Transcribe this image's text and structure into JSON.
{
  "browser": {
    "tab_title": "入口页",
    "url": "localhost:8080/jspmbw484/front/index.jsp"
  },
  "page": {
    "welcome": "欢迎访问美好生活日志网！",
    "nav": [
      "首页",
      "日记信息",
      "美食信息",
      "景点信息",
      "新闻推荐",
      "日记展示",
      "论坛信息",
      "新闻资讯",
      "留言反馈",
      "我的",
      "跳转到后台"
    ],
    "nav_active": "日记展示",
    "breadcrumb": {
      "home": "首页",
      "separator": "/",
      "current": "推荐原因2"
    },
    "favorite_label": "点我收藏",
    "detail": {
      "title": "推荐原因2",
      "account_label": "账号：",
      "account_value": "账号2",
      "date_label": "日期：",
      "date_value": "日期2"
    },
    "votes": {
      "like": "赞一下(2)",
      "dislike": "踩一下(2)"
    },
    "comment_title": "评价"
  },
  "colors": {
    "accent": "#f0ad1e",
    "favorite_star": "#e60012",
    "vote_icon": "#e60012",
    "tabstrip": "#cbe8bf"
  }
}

○ ○ ○

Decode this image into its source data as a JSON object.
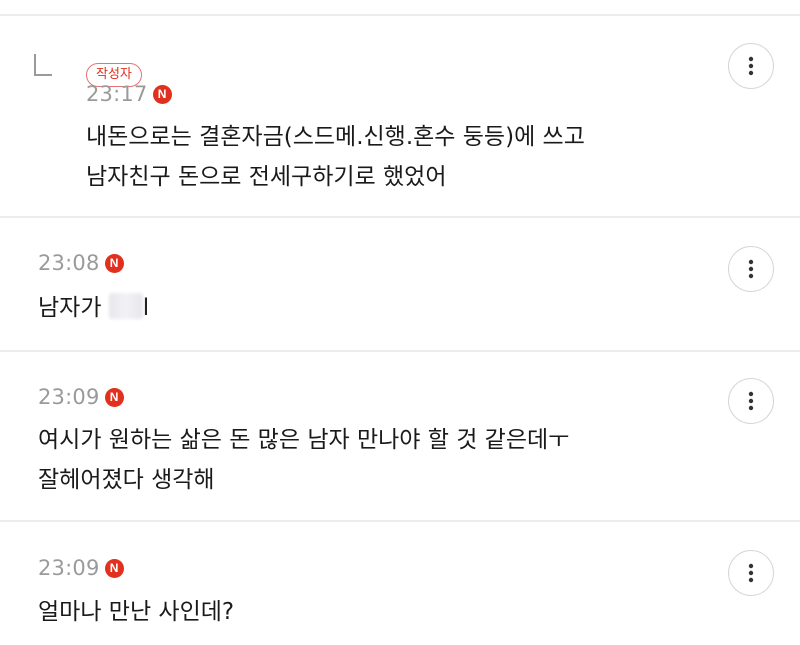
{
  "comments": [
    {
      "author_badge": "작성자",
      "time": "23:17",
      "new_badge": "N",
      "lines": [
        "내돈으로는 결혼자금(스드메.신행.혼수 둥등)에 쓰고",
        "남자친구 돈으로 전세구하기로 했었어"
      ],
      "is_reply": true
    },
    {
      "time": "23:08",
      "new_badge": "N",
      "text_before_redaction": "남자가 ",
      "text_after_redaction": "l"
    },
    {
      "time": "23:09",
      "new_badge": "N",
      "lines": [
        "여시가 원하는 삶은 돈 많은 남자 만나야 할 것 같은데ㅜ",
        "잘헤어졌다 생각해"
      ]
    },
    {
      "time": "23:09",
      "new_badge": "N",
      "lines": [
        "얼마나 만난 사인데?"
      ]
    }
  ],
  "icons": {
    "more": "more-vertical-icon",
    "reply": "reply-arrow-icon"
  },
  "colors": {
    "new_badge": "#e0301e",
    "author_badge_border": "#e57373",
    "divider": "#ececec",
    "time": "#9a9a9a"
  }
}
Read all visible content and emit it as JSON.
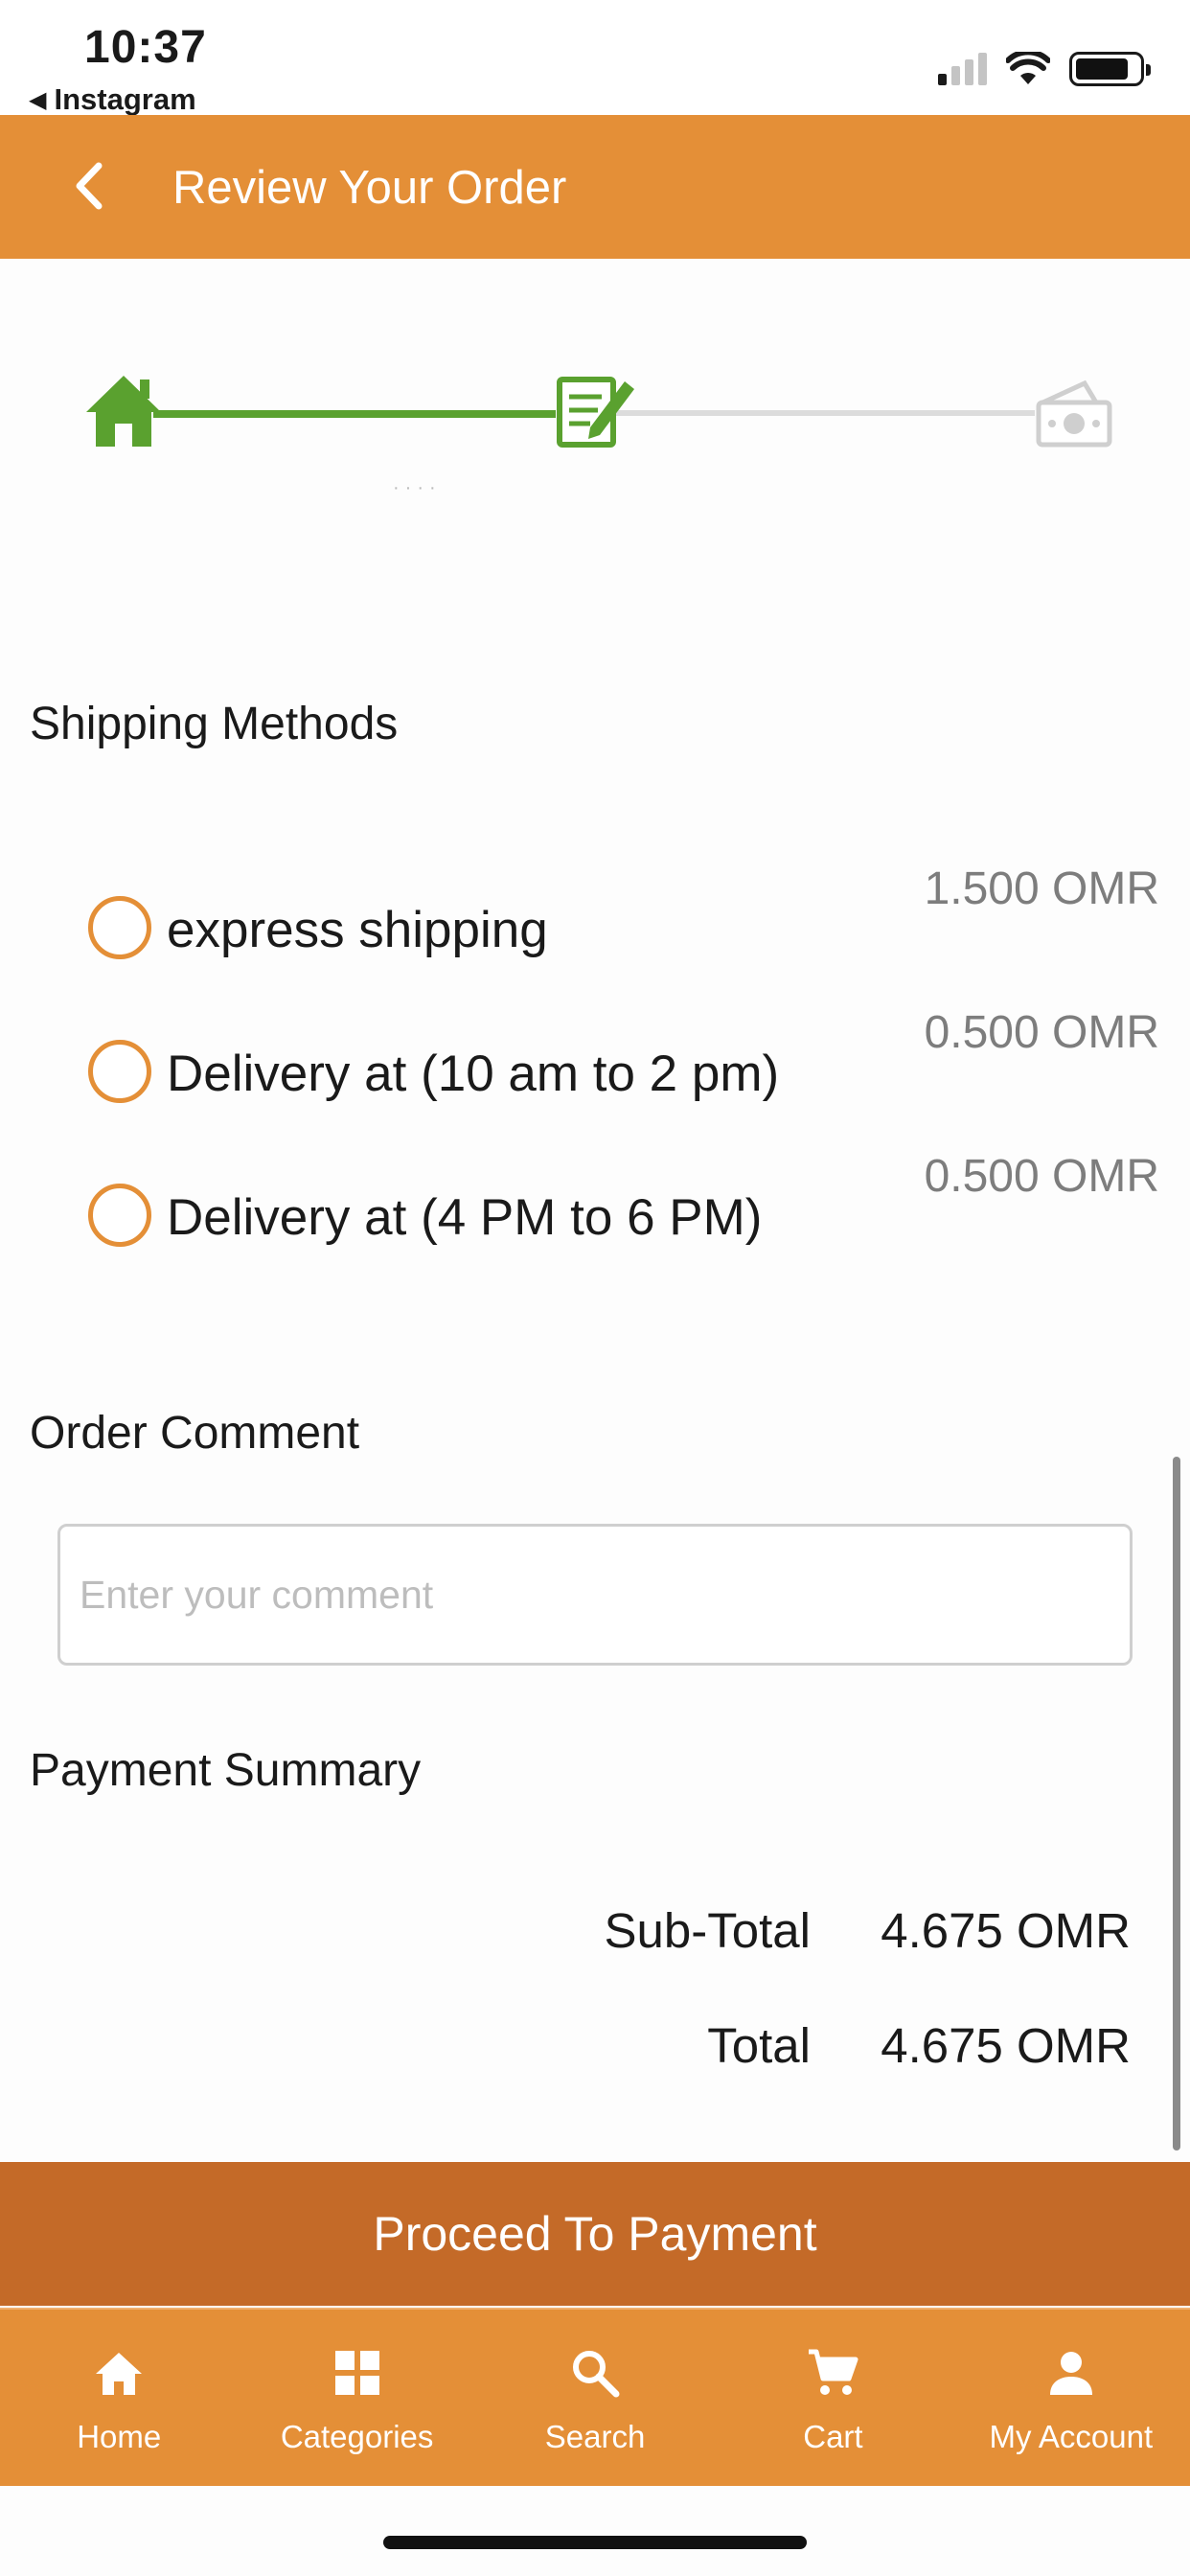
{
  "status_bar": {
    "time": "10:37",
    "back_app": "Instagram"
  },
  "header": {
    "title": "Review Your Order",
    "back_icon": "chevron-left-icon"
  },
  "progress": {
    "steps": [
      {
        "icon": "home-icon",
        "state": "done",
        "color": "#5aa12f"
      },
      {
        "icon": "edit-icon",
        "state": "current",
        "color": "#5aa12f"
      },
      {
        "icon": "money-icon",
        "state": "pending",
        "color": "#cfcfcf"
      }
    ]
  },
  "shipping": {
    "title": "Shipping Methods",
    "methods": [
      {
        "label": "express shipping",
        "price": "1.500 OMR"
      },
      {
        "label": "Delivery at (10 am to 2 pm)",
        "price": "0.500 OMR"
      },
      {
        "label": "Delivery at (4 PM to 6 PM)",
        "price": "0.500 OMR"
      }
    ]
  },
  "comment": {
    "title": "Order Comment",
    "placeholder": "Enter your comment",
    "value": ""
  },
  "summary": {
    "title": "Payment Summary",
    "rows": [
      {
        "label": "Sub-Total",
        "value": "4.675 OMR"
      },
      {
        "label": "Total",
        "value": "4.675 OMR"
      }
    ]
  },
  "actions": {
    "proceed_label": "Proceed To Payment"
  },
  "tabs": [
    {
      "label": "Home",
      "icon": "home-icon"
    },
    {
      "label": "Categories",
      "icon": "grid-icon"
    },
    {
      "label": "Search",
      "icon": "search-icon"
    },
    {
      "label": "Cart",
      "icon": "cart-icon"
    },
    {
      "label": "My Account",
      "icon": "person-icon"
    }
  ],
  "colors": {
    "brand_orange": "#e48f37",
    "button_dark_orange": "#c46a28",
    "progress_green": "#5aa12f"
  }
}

○ ○ ○

> **WORK TO BE COMPLETED**:
Count the lines of the data that contain the string "state", and reply with that number alone.

> **EXERCISE SOLUTION**:
3